■ TASK GOAL
Scan the lines below; pull out those with "environment".

■ DATA LISTING
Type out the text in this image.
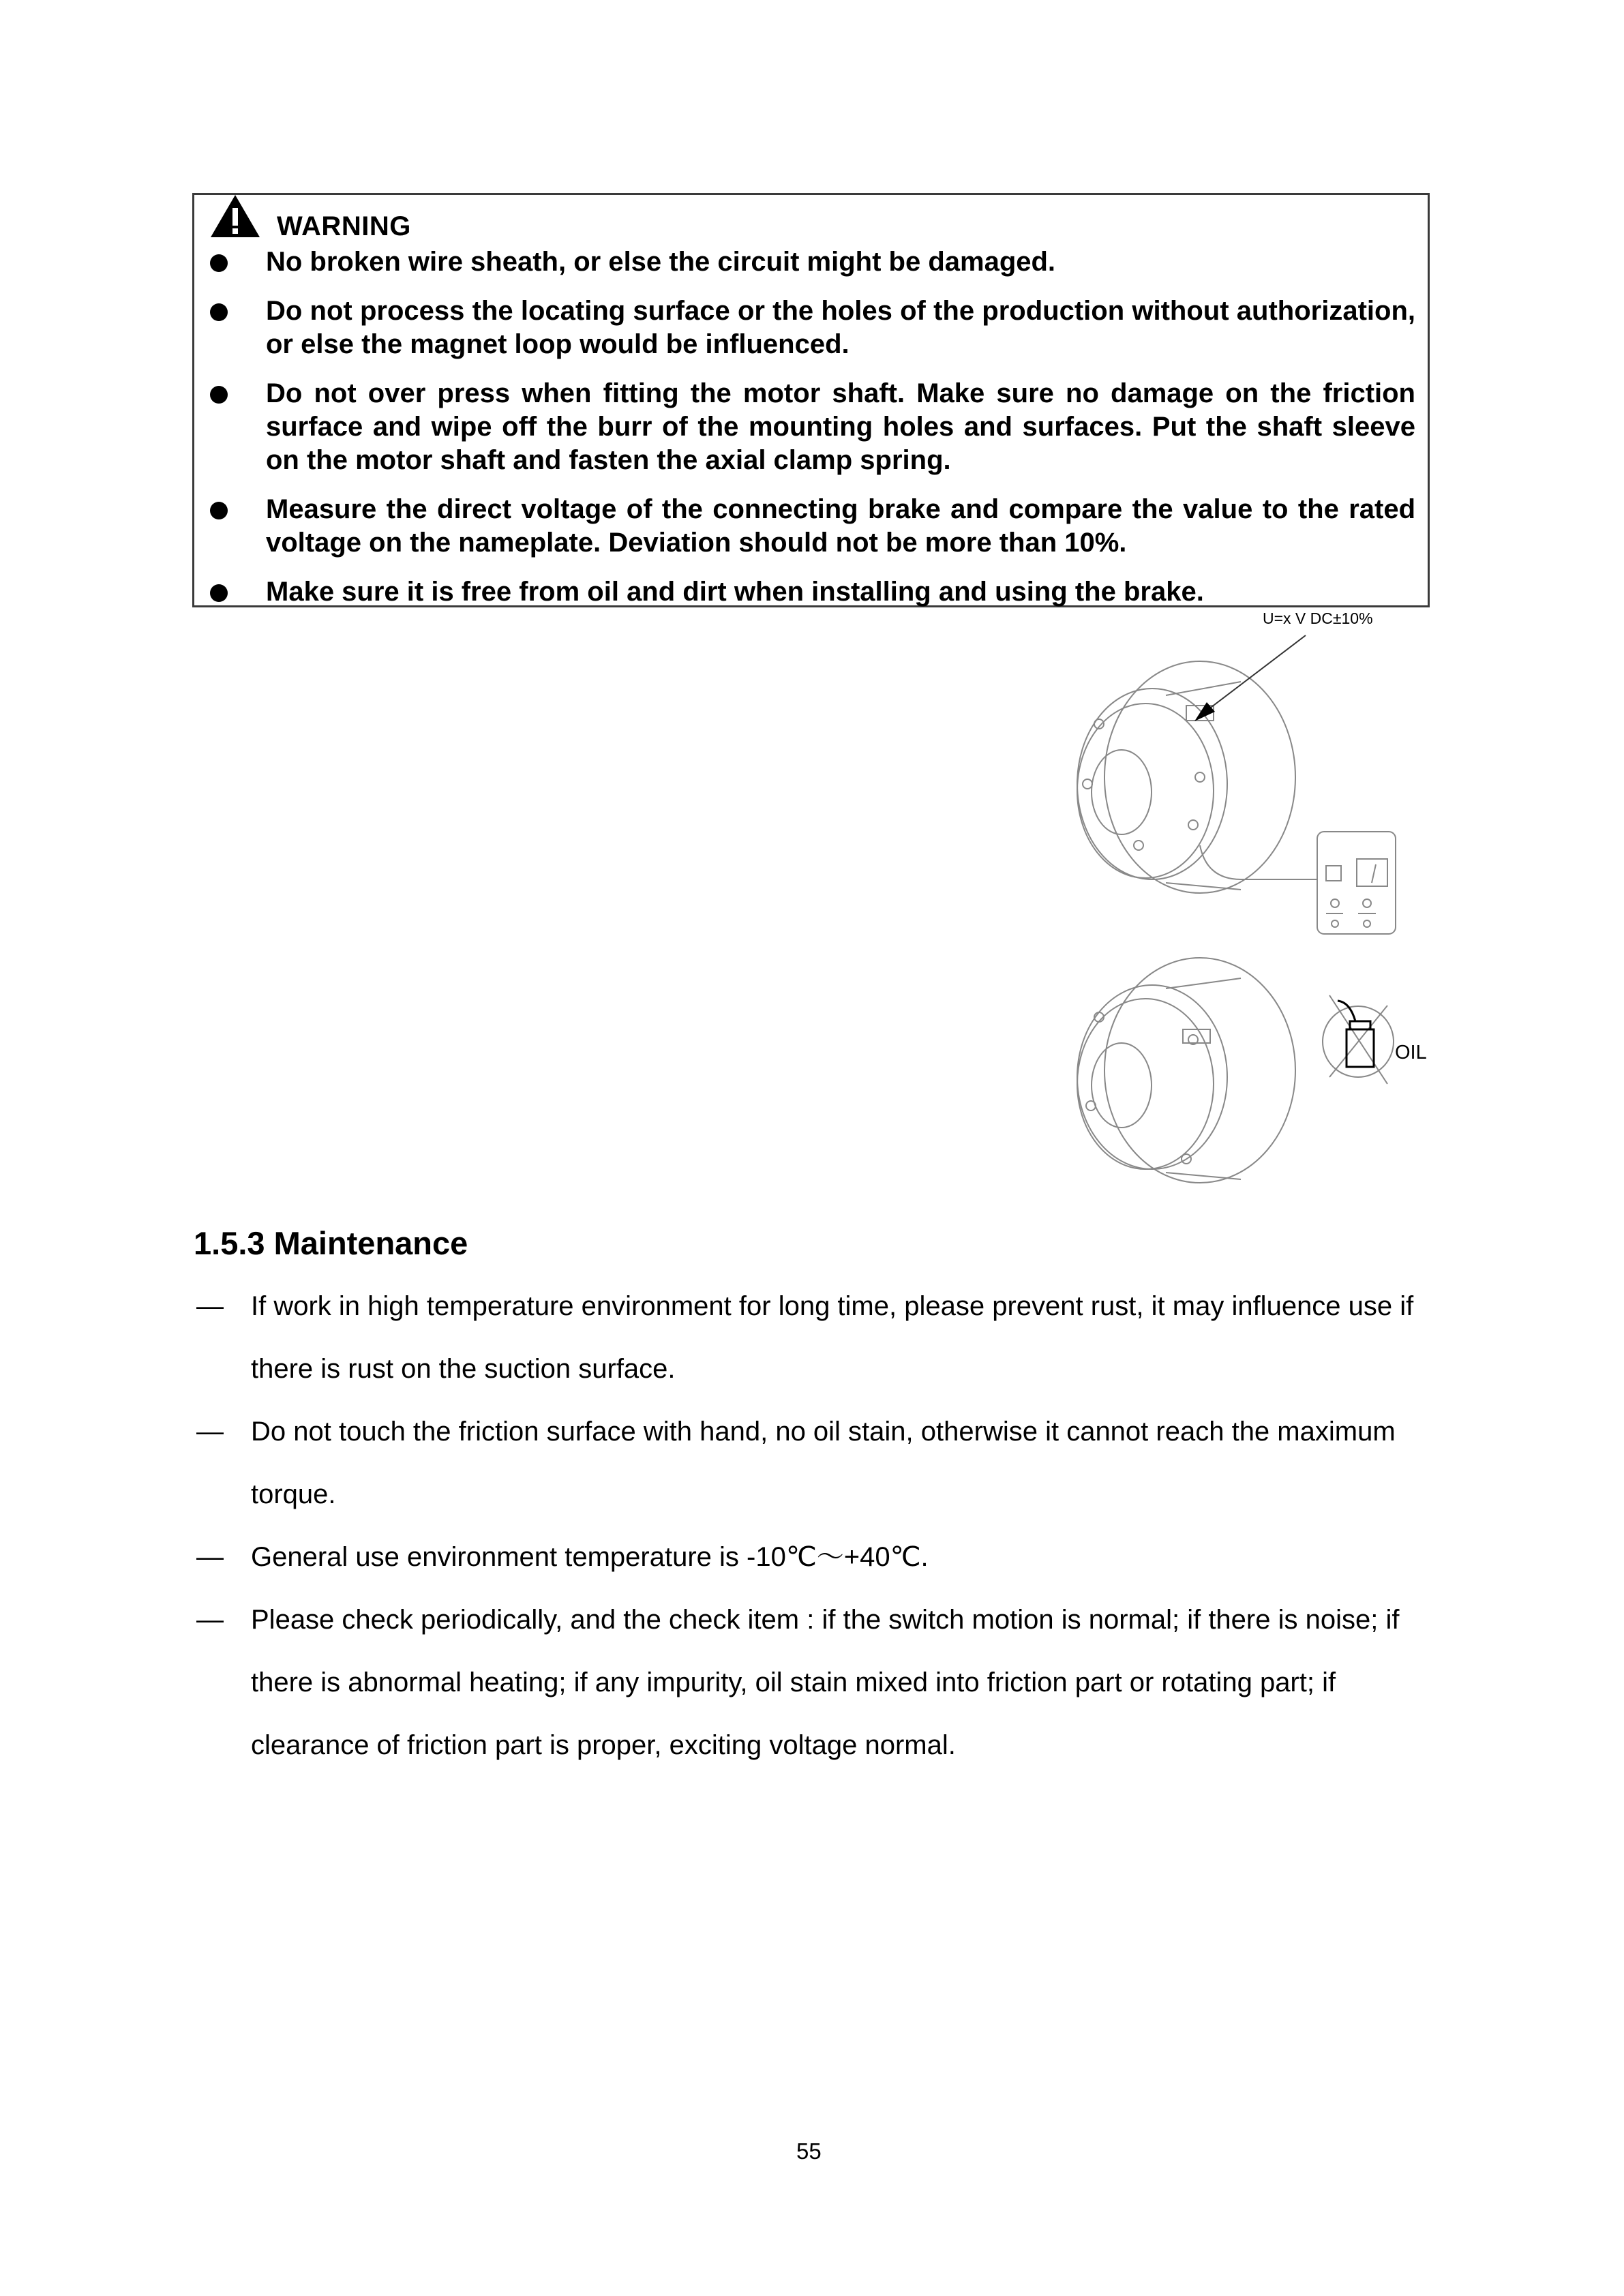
WARNING
No broken wire sheath, or else the circuit might be damaged.
Do not process the locating surface or the holes of the production without authorization, or else the magnet loop would be influenced.
Do not over press when fitting the motor shaft. Make sure no damage on the friction surface and wipe off the burr of the mounting holes and surfaces. Put the shaft sleeve on the motor shaft and fasten the axial clamp spring.
Measure the direct voltage of the connecting brake and compare the value to the rated voltage on the nameplate. Deviation should not be more than 10%.
Make sure it is free from oil and dirt when installing and using the brake.
U=x V DC±10%
OIL
1.5.3 Maintenance
— If work in high temperature environment for long time, please prevent rust, it may influence use if there is rust on the suction surface.
— Do not touch the friction surface with hand, no oil stain, otherwise it cannot reach the maximum torque.
— General use environment temperature is -10℃～+40℃.
— Please check periodically, and the check item : if the switch motion is normal; if there is noise; if there is abnormal heating; if any impurity, oil stain mixed into friction part or rotating part; if clearance of friction part is proper, exciting voltage normal.
55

■ WRITTEN ANSWER
— If work in high temperature environment for long time, please prevent rust, it may influence use if there is rust on the suction surface.
— General use environment temperature is -10℃～+40℃.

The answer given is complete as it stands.